* **Problem details**
Output every entry exactly as written, skipping any pictures.

— START Supplied entries —

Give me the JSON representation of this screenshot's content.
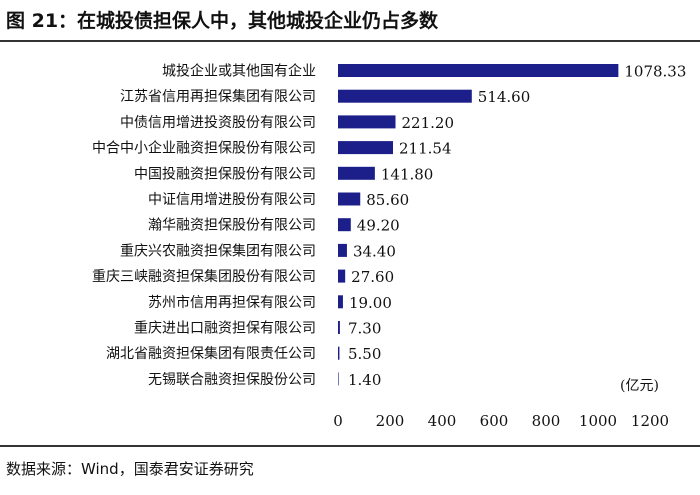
{
  "title": "图 21：在城投债担保人中，其他城投企业仍占多数",
  "source": "数据来源：Wind，国泰君安证券研究",
  "colors": {
    "bar": "#1c1f8a",
    "text": "#111111",
    "axis": "#333333"
  },
  "chart_data": {
    "type": "bar",
    "orientation": "horizontal",
    "unit_label": "(亿元)",
    "categories": [
      "城投企业或其他国有企业",
      "江苏省信用再担保集团有限公司",
      "中债信用增进投资股份有限公司",
      "中合中小企业融资担保股份有限公司",
      "中国投融资担保股份有限公司",
      "中证信用增进股份有限公司",
      "瀚华融资担保股份有限公司",
      "重庆兴农融资担保集团有限公司",
      "重庆三峡融资担保集团股份有限公司",
      "苏州市信用再担保有限公司",
      "重庆进出口融资担保有限公司",
      "湖北省融资担保集团有限责任公司",
      "无锡联合融资担保股份公司"
    ],
    "values": [
      1078.33,
      514.6,
      221.2,
      211.54,
      141.8,
      85.6,
      49.2,
      34.4,
      27.6,
      19.0,
      7.3,
      5.5,
      1.4
    ],
    "value_labels": [
      "1078.33",
      "514.60",
      "221.20",
      "211.54",
      "141.80",
      "85.60",
      "49.20",
      "34.40",
      "27.60",
      "19.00",
      "7.30",
      "5.50",
      "1.40"
    ],
    "xlim": [
      0,
      1200
    ],
    "xticks": [
      0,
      200,
      400,
      600,
      800,
      1000,
      1200
    ],
    "xtick_labels": [
      "0",
      "200",
      "400",
      "600",
      "800",
      "1000",
      "1200"
    ],
    "grid": false,
    "legend": "none"
  }
}
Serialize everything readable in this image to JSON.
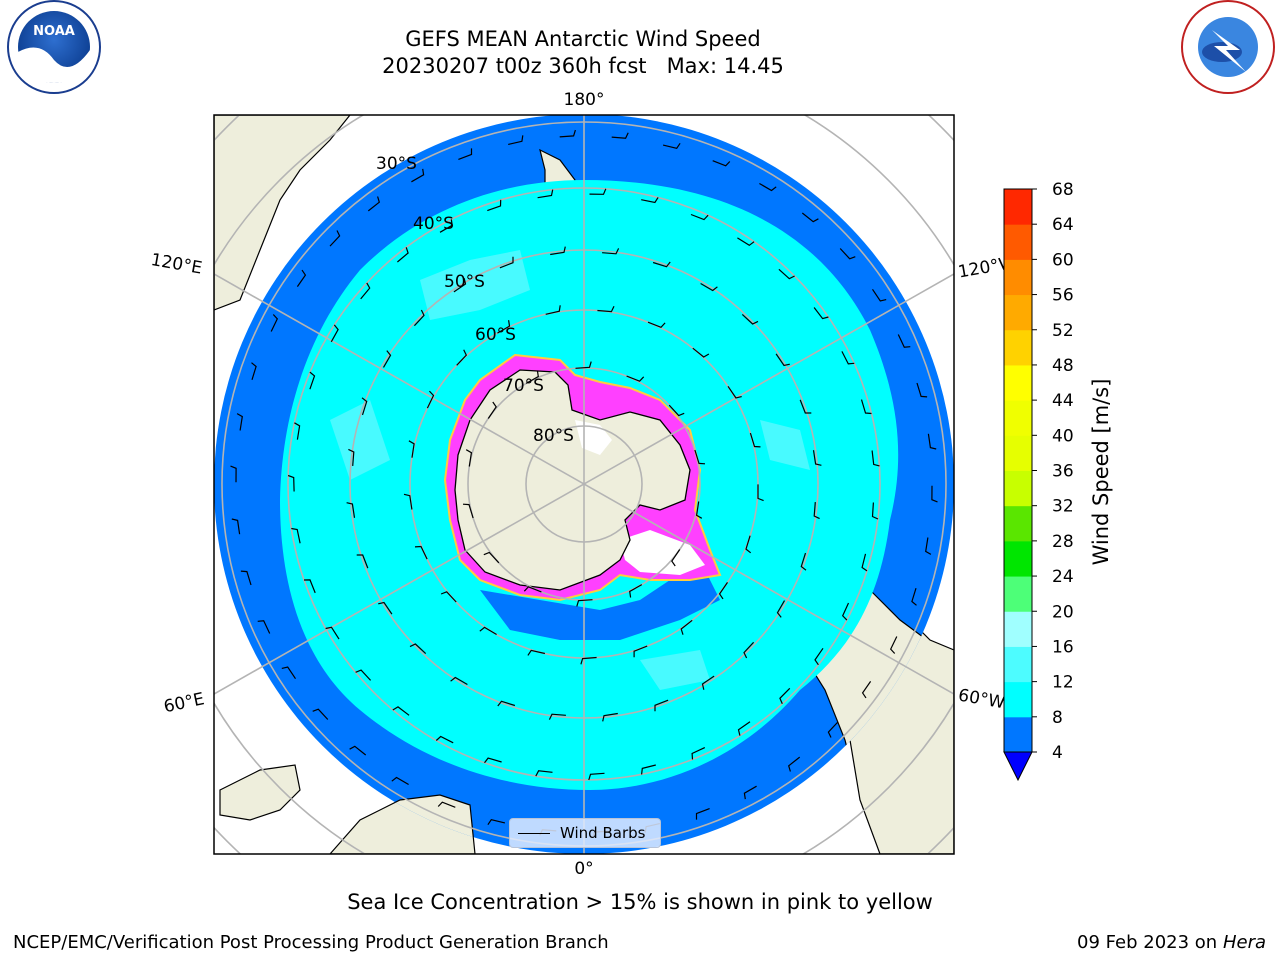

— END Supplied entries —

* **Task output**
Give me the JSON representation of this screenshot's content.
{
  "title": "图 21：在城投债担保人中，其他城投企业仍占多数",
  "source": "数据来源：Wind，国泰君安证券研究",
  "colors": {
    "bar": "#1c1f8a",
    "text": "#111111",
    "axis": "#333333"
  },
  "chart_data": {
    "type": "bar",
    "orientation": "horizontal",
    "unit_label": "(亿元)",
    "categories": [
      "城投企业或其他国有企业",
      "江苏省信用再担保集团有限公司",
      "中债信用增进投资股份有限公司",
      "中合中小企业融资担保股份有限公司",
      "中国投融资担保股份有限公司",
      "中证信用增进股份有限公司",
      "瀚华融资担保股份有限公司",
      "重庆兴农融资担保集团有限公司",
      "重庆三峡融资担保集团股份有限公司",
      "苏州市信用再担保有限公司",
      "重庆进出口融资担保有限公司",
      "湖北省融资担保集团有限责任公司",
      "无锡联合融资担保股份公司"
    ],
    "values": [
      1078.33,
      514.6,
      221.2,
      211.54,
      141.8,
      85.6,
      49.2,
      34.4,
      27.6,
      19.0,
      7.3,
      5.5,
      1.4
    ],
    "value_labels": [
      "1078.33",
      "514.60",
      "221.20",
      "211.54",
      "141.80",
      "85.60",
      "49.20",
      "34.40",
      "27.60",
      "19.00",
      "7.30",
      "5.50",
      "1.40"
    ],
    "xlim": [
      0,
      1200
    ],
    "xticks": [
      0,
      200,
      400,
      600,
      800,
      1000,
      1200
    ],
    "xtick_labels": [
      "0",
      "200",
      "400",
      "600",
      "800",
      "1000",
      "1200"
    ],
    "grid": false,
    "legend": "none"
  }
}
Serialize everything readable in this image to JSON.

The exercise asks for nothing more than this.